**What this task involves**: Within the material below, find each line bearing the word "confirmação" and present it.

● ● ● ●

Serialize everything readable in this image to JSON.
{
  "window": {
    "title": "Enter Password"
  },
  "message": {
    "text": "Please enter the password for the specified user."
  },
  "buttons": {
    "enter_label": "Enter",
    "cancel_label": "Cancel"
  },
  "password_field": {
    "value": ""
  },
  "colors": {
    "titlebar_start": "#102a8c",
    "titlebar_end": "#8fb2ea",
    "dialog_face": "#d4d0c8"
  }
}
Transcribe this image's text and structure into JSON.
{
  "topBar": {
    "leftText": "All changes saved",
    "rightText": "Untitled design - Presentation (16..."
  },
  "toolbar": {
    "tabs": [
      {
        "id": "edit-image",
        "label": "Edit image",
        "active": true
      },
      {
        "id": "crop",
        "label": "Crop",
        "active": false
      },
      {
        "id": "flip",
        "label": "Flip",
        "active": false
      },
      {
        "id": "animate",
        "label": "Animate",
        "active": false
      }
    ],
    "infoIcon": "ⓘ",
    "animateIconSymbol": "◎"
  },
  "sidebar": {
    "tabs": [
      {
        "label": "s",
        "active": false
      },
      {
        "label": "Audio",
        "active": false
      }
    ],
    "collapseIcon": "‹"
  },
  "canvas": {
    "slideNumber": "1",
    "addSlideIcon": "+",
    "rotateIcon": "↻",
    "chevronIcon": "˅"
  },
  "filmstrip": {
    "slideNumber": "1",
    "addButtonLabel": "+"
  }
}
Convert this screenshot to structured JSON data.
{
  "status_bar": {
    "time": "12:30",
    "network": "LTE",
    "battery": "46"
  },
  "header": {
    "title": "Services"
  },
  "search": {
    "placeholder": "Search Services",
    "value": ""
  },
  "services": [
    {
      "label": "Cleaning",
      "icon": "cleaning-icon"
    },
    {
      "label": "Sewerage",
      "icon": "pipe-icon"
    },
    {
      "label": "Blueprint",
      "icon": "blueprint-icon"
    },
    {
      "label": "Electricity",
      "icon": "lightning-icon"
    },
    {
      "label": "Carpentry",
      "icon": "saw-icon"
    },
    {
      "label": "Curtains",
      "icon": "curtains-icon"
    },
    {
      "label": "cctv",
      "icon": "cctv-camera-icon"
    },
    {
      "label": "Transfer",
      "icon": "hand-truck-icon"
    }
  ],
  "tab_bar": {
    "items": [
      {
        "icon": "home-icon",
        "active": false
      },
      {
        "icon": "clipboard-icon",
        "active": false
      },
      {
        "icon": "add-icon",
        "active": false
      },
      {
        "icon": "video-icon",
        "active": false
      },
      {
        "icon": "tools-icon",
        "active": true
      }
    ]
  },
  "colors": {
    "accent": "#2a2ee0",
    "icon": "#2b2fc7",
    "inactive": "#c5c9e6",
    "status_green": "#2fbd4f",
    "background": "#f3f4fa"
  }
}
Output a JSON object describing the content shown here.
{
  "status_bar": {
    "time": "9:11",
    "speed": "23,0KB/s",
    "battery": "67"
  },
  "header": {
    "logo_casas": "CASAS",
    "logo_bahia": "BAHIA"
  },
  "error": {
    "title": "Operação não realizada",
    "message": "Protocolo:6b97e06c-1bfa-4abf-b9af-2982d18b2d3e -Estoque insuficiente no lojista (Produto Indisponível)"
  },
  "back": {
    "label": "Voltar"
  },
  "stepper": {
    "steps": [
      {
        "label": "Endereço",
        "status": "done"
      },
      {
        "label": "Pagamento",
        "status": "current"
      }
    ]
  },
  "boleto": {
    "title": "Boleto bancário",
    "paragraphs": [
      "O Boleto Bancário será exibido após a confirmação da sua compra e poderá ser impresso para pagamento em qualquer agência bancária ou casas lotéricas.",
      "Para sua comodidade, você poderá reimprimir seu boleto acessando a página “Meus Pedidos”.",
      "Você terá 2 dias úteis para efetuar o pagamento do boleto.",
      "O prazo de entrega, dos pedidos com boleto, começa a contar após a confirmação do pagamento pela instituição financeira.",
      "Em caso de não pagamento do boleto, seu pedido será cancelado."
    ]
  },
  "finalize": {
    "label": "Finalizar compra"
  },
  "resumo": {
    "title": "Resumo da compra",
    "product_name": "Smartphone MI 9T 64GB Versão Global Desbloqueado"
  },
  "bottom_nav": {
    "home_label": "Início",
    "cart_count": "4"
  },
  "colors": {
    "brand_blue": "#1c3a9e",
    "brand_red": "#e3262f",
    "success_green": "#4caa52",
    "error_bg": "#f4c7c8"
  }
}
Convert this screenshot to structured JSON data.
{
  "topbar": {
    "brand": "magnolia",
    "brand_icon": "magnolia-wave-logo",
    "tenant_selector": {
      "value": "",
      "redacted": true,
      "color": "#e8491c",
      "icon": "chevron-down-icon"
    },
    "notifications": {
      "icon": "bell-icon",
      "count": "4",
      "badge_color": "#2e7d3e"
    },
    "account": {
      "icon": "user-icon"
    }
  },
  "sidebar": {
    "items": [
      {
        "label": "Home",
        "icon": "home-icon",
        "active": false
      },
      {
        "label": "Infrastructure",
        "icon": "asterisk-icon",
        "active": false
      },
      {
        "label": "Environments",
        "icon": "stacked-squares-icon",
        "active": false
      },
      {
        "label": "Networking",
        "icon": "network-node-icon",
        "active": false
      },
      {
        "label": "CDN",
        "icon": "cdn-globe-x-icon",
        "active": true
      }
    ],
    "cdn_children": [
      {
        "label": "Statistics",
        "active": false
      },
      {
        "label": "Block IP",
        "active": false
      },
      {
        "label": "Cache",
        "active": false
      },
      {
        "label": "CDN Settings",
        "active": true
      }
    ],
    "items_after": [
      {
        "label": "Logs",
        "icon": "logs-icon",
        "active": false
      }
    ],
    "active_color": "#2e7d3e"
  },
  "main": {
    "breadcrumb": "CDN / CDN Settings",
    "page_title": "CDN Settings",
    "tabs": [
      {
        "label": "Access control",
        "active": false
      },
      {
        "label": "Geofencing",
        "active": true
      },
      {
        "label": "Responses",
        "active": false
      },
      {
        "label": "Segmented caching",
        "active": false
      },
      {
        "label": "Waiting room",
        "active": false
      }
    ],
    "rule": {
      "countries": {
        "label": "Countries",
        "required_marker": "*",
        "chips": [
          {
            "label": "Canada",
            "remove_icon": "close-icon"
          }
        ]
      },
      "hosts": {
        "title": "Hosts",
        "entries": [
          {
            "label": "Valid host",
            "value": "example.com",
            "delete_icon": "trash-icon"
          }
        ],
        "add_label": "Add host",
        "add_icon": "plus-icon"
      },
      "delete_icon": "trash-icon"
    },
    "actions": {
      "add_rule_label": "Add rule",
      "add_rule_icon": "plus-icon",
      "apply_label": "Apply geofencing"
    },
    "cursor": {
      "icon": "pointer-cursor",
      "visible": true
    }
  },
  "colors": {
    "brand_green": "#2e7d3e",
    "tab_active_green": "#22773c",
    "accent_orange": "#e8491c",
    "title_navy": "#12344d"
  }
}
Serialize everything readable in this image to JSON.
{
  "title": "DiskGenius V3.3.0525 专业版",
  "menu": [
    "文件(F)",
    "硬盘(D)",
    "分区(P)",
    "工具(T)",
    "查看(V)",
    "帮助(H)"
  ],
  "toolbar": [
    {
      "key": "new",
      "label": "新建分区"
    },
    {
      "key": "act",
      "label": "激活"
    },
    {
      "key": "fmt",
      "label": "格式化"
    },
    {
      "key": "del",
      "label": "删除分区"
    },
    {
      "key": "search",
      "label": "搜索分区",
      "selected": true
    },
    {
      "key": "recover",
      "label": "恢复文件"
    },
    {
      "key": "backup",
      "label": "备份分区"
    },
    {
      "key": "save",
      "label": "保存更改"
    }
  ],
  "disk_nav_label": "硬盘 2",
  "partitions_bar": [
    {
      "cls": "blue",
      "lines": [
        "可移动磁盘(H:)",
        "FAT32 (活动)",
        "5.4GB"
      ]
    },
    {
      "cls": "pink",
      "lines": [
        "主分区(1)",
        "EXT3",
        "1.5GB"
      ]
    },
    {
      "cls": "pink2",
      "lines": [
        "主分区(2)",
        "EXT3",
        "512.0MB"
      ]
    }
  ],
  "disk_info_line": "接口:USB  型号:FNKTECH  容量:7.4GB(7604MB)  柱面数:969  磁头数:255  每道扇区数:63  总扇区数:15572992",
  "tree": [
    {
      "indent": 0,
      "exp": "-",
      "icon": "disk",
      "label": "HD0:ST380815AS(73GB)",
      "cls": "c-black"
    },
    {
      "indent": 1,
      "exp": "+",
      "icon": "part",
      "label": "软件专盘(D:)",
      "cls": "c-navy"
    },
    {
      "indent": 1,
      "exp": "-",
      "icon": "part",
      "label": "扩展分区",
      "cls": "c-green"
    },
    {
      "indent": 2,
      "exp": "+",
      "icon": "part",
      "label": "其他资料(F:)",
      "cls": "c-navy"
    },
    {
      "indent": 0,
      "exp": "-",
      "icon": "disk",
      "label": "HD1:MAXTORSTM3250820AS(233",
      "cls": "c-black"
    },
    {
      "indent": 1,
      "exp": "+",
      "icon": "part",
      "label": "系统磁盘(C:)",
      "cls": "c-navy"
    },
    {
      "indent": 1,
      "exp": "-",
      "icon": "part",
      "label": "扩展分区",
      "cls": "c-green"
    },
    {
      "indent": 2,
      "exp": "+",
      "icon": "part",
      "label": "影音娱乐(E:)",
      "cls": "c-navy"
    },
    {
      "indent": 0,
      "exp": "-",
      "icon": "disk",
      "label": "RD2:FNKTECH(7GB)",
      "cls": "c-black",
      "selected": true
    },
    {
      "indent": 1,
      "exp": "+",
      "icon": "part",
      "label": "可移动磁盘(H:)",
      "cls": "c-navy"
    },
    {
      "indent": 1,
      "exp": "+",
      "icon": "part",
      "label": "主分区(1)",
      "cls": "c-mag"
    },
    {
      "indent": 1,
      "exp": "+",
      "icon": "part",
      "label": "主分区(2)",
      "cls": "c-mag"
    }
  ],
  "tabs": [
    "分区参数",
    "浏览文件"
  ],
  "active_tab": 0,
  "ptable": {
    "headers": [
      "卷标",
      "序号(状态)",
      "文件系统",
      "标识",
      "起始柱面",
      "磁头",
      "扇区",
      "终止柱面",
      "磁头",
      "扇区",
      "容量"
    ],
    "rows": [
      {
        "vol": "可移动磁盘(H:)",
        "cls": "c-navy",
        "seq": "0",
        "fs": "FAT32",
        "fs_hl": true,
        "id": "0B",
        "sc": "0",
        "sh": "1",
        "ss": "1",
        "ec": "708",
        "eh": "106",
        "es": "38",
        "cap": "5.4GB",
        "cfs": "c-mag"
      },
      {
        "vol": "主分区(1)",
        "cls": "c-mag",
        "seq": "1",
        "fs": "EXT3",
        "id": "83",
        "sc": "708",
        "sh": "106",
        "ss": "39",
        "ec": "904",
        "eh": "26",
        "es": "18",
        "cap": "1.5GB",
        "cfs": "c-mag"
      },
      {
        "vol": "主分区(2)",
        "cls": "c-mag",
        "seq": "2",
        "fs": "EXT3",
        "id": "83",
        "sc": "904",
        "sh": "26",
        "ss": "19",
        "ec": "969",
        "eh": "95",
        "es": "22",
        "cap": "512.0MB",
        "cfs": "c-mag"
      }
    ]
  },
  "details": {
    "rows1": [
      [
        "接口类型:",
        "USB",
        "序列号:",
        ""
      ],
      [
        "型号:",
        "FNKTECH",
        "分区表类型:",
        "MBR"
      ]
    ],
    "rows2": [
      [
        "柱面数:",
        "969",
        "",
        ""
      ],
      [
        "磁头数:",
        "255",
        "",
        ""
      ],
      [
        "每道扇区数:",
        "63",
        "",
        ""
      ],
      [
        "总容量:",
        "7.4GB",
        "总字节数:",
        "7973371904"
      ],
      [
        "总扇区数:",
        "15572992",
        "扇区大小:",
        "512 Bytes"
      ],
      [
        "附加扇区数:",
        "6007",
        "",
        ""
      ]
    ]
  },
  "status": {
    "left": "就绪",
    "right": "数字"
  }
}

● ● ● ●

**Solution below**:
      "O Boleto Bancário será exibido após a confirmação da sua compra e poderá ser impresso para pagamento em qualquer agência bancária ou casas lotéricas.",
      "O prazo de entrega, dos pedidos com boleto, começa a contar após a confirmação do pagamento pela instituição financeira.",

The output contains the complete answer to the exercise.